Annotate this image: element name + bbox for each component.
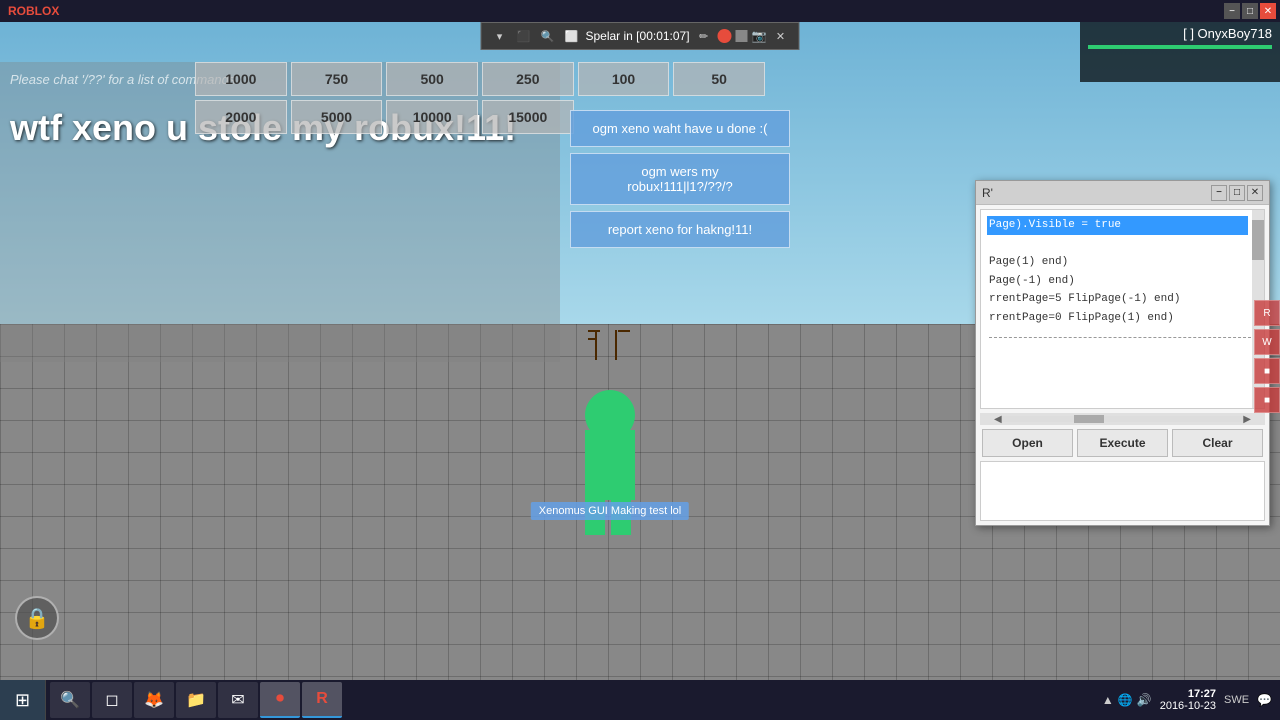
char-body <box>585 430 635 500</box>
zoom-icon[interactable]: 🔍 <box>537 26 557 46</box>
taskbar-apps: 🔍 ◻ 🦊 📁 ✉ ⏺ R <box>46 680 346 720</box>
editor-titlebar: R' − □ ✕ <box>976 181 1269 205</box>
recording-bar: ▾ ⬛ 🔍 ⬜ Spelar in [00:01:07] ✏ 📷 ✕ <box>480 22 799 50</box>
clock-date: 2016-10-23 <box>1160 700 1216 712</box>
char-nametag: Xenomus GUI Making test lol <box>531 502 689 520</box>
chat-option-3[interactable]: report xeno for hakng!11! <box>570 211 790 248</box>
right-icon-1[interactable]: R <box>1254 300 1280 326</box>
system-tray: ▲ 🌐 🔊 <box>1102 693 1152 707</box>
taskbar-mail[interactable]: ✉ <box>218 682 258 718</box>
code-line-1: Page).Visible = true <box>987 216 1248 235</box>
notification-icon[interactable]: 💬 <box>1257 693 1272 707</box>
num-btn-2000[interactable]: 2000 <box>195 100 287 134</box>
taskbar-browser[interactable]: 🦊 <box>134 682 174 718</box>
code-line-2 <box>987 235 1248 254</box>
open-button[interactable]: Open <box>982 429 1073 457</box>
taskbar: ⊞ 🔍 ◻ 🦊 📁 ✉ ⏺ R ▲ 🌐 🔊 17:27 2016-10-23 S… <box>0 680 1280 720</box>
health-bar <box>1088 45 1272 49</box>
script-editor-window: R' − □ ✕ Page).Visible = true Page(1) en… <box>975 180 1270 526</box>
num-btn-50[interactable]: 50 <box>673 62 765 96</box>
dropdown-icon[interactable]: ▾ <box>489 26 509 46</box>
app-title: ROBLOX <box>8 4 59 18</box>
camera-icon[interactable]: 📷 <box>752 29 767 43</box>
right-sidebar-icons: R W ■ ■ <box>1254 300 1280 413</box>
num-btn-250[interactable]: 250 <box>482 62 574 96</box>
chat-option-2[interactable]: ogm wers my robux!111|l1?/??/? <box>570 153 790 205</box>
windows-icon: ⊞ <box>15 690 30 711</box>
code-line-3: Page(1) end) <box>987 253 1248 272</box>
taskbar-right: ▲ 🌐 🔊 17:27 2016-10-23 SWE 💬 <box>1102 688 1280 712</box>
clock-time: 17:27 <box>1160 688 1216 700</box>
taskbar-explorer[interactable]: 📁 <box>176 682 216 718</box>
num-btn-750[interactable]: 750 <box>291 62 383 96</box>
user-panel: [ ] OnyxBoy718 <box>1080 22 1280 82</box>
scroll-track[interactable] <box>1002 416 1244 422</box>
code-line-4: Page(-1) end) <box>987 272 1248 291</box>
chat-option-1[interactable]: ogm xeno waht have u done :( <box>570 110 790 147</box>
taskbar-roblox[interactable]: R <box>302 682 342 718</box>
editor-code-area[interactable]: Page).Visible = true Page(1) end) Page(-… <box>980 209 1265 409</box>
chat-options: ogm xeno waht have u done :( ogm wers my… <box>570 110 790 248</box>
title-bar-controls: − □ ✕ <box>1224 3 1276 19</box>
webcam-icon[interactable]: ⬛ <box>513 26 533 46</box>
lock-icon[interactable]: 🔒 <box>15 596 59 640</box>
h-scroll-thumb[interactable] <box>1074 415 1104 423</box>
execute-button[interactable]: Execute <box>1077 429 1168 457</box>
stop-button[interactable] <box>736 30 748 42</box>
editor-scrollbar-horizontal[interactable]: ◀ ▶ <box>980 413 1265 425</box>
num-btn-500[interactable]: 500 <box>386 62 478 96</box>
tray-network[interactable]: 🌐 <box>1118 693 1133 707</box>
editor-close-btn[interactable]: ✕ <box>1247 185 1263 201</box>
editor-buttons: Open Execute Clear <box>976 425 1269 461</box>
taskbar-taskview[interactable]: ◻ <box>92 682 132 718</box>
num-btn-100[interactable]: 100 <box>578 62 670 96</box>
spelar-text: Spelar in [00:01:07] <box>585 29 689 43</box>
code-line-5: rrentPage=5 FlipPage(-1) end) <box>987 290 1248 309</box>
start-button[interactable]: ⊞ <box>0 680 46 720</box>
num-btn-15000[interactable]: 15000 <box>482 100 574 134</box>
title-bar: ROBLOX − □ ✕ <box>0 0 1280 22</box>
close-button[interactable]: ✕ <box>1260 3 1276 19</box>
num-btn-1000[interactable]: 1000 <box>195 62 287 96</box>
language-indicator: SWE <box>1224 694 1249 706</box>
tray-speaker[interactable]: 🔊 <box>1137 693 1152 707</box>
right-icon-3[interactable]: ■ <box>1254 358 1280 384</box>
clear-button[interactable]: Clear <box>1172 429 1263 457</box>
scrollbar-thumb[interactable] <box>1252 220 1264 260</box>
editor-title: R' <box>982 186 1209 200</box>
editor-minimize-btn[interactable]: − <box>1211 185 1227 201</box>
scroll-right-btn[interactable]: ▶ <box>1243 414 1251 425</box>
scroll-left-btn[interactable]: ◀ <box>994 414 1002 425</box>
pencil-icon[interactable]: ✏ <box>694 26 714 46</box>
taskbar-search[interactable]: 🔍 <box>50 682 90 718</box>
record-button-red[interactable] <box>718 29 732 43</box>
restore-button[interactable]: □ <box>1242 3 1258 19</box>
fullscreen-icon[interactable]: ⬜ <box>561 26 581 46</box>
character: Xenomus GUI Making test lol <box>560 320 660 500</box>
num-btn-10000[interactable]: 10000 <box>386 100 478 134</box>
right-icon-4[interactable]: ■ <box>1254 387 1280 413</box>
close-rec-icon[interactable]: ✕ <box>771 26 791 46</box>
editor-restore-btn[interactable]: □ <box>1229 185 1245 201</box>
code-line-6: rrentPage=0 FlipPage(1) end) <box>987 309 1248 328</box>
minimize-button[interactable]: − <box>1224 3 1240 19</box>
right-icon-2[interactable]: W <box>1254 329 1280 355</box>
taskbar-record[interactable]: ⏺ <box>260 682 300 718</box>
clock[interactable]: 17:27 2016-10-23 <box>1160 688 1216 712</box>
username-display: [ ] OnyxBoy718 <box>1183 26 1272 41</box>
editor-output-area[interactable] <box>980 461 1265 521</box>
tray-arrow[interactable]: ▲ <box>1102 693 1114 707</box>
code-display: Page).Visible = true Page(1) end) Page(-… <box>981 210 1264 333</box>
num-btn-5000[interactable]: 5000 <box>291 100 383 134</box>
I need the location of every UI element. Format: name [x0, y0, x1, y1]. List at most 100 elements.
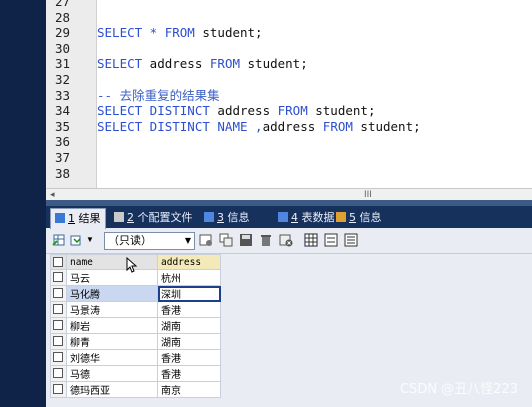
checkbox-icon[interactable] — [53, 368, 63, 378]
table-row[interactable]: 马化腾 深圳 — [50, 285, 221, 302]
sql-comment: -- 去除重复的结果集 — [97, 87, 220, 103]
code-line[interactable]: -- 去除重复的结果集 — [97, 88, 220, 103]
table-cell[interactable]: 柳岩 — [66, 317, 158, 334]
table-data-icon — [278, 212, 288, 222]
table-cell[interactable]: 香港 — [157, 365, 221, 382]
checkbox-icon[interactable] — [53, 257, 63, 267]
row-checkbox[interactable] — [50, 333, 67, 350]
tab-number: 3 — [217, 211, 224, 224]
line-number: 29 — [54, 25, 70, 41]
table-cell[interactable]: 马景涛 — [66, 301, 158, 318]
line-number: 34 — [54, 103, 70, 119]
text-view-icon[interactable] — [344, 233, 358, 247]
row-checkbox[interactable] — [50, 254, 67, 270]
messages-icon — [336, 212, 346, 222]
column-header[interactable]: name — [66, 254, 158, 270]
sql-text: student; — [352, 118, 421, 134]
tab-results-grid[interactable]: 1 结果 — [50, 208, 106, 229]
table-cell[interactable]: 杭州 — [157, 269, 221, 286]
table-cell[interactable]: 马云 — [66, 269, 158, 286]
results-toolbar: ▼ （只读） ▼ — [46, 229, 532, 254]
code-line[interactable]: SELECT DISTINCT NAME ,address FROM stude… — [97, 119, 421, 134]
table-cell[interactable]: 香港 — [157, 301, 221, 318]
sql-text: student; — [307, 103, 376, 119]
table-cell[interactable]: 马德 — [66, 365, 158, 382]
row-checkbox[interactable] — [50, 317, 67, 334]
code-line[interactable]: SELECT address FROM student; — [97, 56, 308, 71]
grid-view-icon[interactable] — [304, 233, 318, 247]
results-panel: 1 结果 2 个配置文件 3 信息 4 表数据 5 信息 ▼ （只读） ▼ name ad… — [46, 206, 532, 407]
line-number: 27 — [54, 0, 70, 9]
row-checkbox[interactable] — [50, 349, 67, 366]
tab-info[interactable]: 3 信息 — [204, 208, 250, 228]
export-grid-icon[interactable] — [52, 233, 66, 247]
tab-label: 结果 — [78, 212, 101, 225]
table-cell[interactable]: 马化腾 — [66, 285, 158, 302]
read-only-mode-label: （只读） — [108, 234, 152, 247]
table-cell[interactable]: 湖南 — [157, 333, 221, 350]
code-line[interactable]: SELECT DISTINCT address FROM student; — [97, 103, 375, 118]
line-number: 36 — [54, 134, 70, 150]
table-cell[interactable]: 南京 — [157, 381, 221, 398]
checkbox-icon[interactable] — [53, 336, 63, 346]
add-row-icon[interactable] — [199, 233, 213, 247]
line-number: 37 — [54, 150, 70, 165]
table-row[interactable]: 马景涛 香港 — [50, 301, 221, 318]
table-cell[interactable]: 刘德华 — [66, 349, 158, 366]
tab-messages[interactable]: 5 信息 — [336, 208, 382, 228]
sql-text: student; — [240, 56, 308, 72]
row-checkbox[interactable] — [50, 381, 67, 398]
watermark: CSDN @丑八怪223 — [399, 382, 518, 397]
table-row[interactable]: 刘德华 香港 — [50, 349, 221, 366]
row-checkbox[interactable] — [50, 269, 67, 286]
cancel-changes-icon[interactable] — [279, 233, 293, 247]
tab-table-data[interactable]: 4 表数据 — [278, 208, 335, 228]
results-tabs: 1 结果 2 个配置文件 3 信息 4 表数据 5 信息 — [46, 206, 532, 229]
sql-keyword: FROM — [209, 56, 240, 72]
tab-label: 信息 — [227, 211, 250, 224]
tab-number: 1 — [68, 212, 75, 225]
form-view-icon[interactable] — [324, 233, 338, 247]
checkbox-icon[interactable] — [53, 320, 63, 330]
results-grid[interactable]: name address 马云 杭州 马化腾 深圳 马景涛 香港 柳岩 湖南 柳青 湖南 刘德华 香港 马德… — [50, 254, 221, 398]
table-row[interactable]: 德玛西亚 南京 — [50, 381, 221, 398]
sql-keyword: FROM — [277, 103, 308, 119]
sql-keyword: SELECT DISTINCT — [97, 103, 210, 119]
sql-editor[interactable]: 27 28 29 SELECT * FROM student; 30 31 SELECT a… — [46, 0, 532, 201]
mouse-cursor-icon — [126, 257, 138, 273]
sql-text: address — [142, 56, 210, 72]
checkbox-icon[interactable] — [53, 304, 63, 314]
tab-number: 2 — [127, 211, 134, 224]
delete-icon[interactable] — [259, 233, 273, 247]
line-number: 30 — [54, 40, 70, 56]
table-row[interactable]: 柳青 湖南 — [50, 333, 221, 350]
tab-profile[interactable]: 2 个配置文件 — [114, 208, 193, 228]
table-cell[interactable]: 深圳 — [157, 285, 221, 302]
table-cell[interactable]: 香港 — [157, 349, 221, 366]
table-row[interactable]: 柳岩 湖南 — [50, 317, 221, 334]
save-icon[interactable] — [239, 233, 253, 247]
checkbox-icon[interactable] — [53, 288, 63, 298]
checkbox-icon[interactable] — [53, 384, 63, 394]
line-number: 28 — [54, 9, 70, 25]
row-checkbox[interactable] — [50, 301, 67, 318]
tab-number: 4 — [291, 211, 298, 224]
table-cell[interactable]: 德玛西亚 — [66, 381, 158, 398]
sql-text: address — [262, 118, 323, 134]
row-checkbox[interactable] — [50, 365, 67, 382]
table-cell[interactable]: 柳青 — [66, 333, 158, 350]
checkbox-icon[interactable] — [53, 272, 63, 282]
read-only-mode-select[interactable]: （只读） ▼ — [104, 232, 195, 250]
column-header[interactable]: address — [157, 254, 221, 270]
duplicate-row-icon[interactable] — [219, 233, 233, 247]
tab-label: 信息 — [359, 211, 382, 224]
chevron-down-icon: ▼ — [184, 236, 191, 245]
code-line[interactable]: SELECT * FROM student; — [97, 25, 263, 40]
dropdown-arrow-icon[interactable]: ▼ — [86, 235, 94, 244]
line-number: 35 — [54, 118, 70, 134]
import-dropdown-icon[interactable] — [70, 233, 84, 247]
table-row[interactable]: 马德 香港 — [50, 365, 221, 382]
row-checkbox[interactable] — [50, 285, 67, 302]
checkbox-icon[interactable] — [53, 352, 63, 362]
table-cell[interactable]: 湖南 — [157, 317, 221, 334]
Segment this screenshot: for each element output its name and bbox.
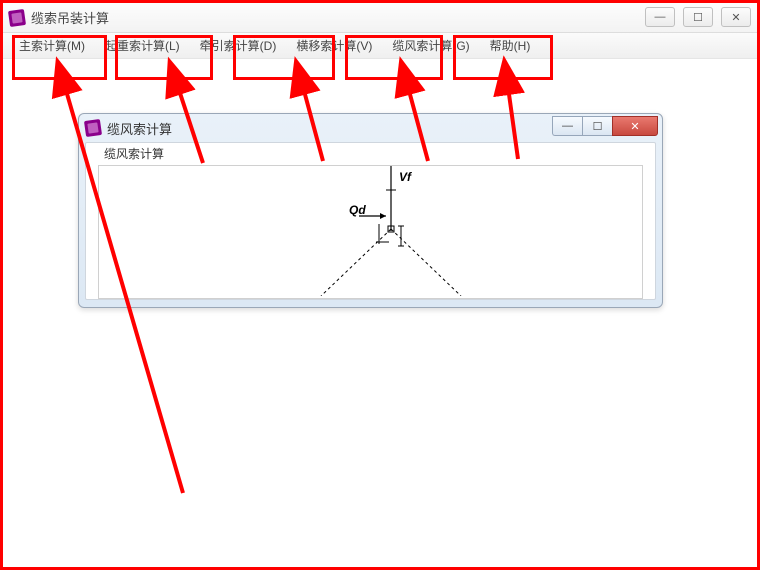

Written instruction:
Can you put the listing lines from the line with "checkbox-icon[interactable] — [53, 368, 63, 378]" up to and including the line with "checkbox-icon[interactable] — [53, 257, 63, 267]" into a JSON list of strings, one string per line and no blank lines?

Answer to this task:
[
  "checkbox-icon[interactable] — [53, 368, 63, 378]",
  "table-row[interactable]: 马化腾 深圳 — [50, 285, 221, 302]",
  "sql-comment: -- 去除重复的结果集 — [97, 87, 220, 103]",
  "code-line[interactable]: -- 去除重复的结果集 — [97, 88, 220, 103]",
  "table-cell[interactable]: 柳岩 — [66, 317, 158, 334]",
  "table-data-icon — [278, 212, 288, 222]",
  "table-cell[interactable]: 香港 — [157, 365, 221, 382]",
  "checkbox-icon[interactable] — [53, 257, 63, 267]"
]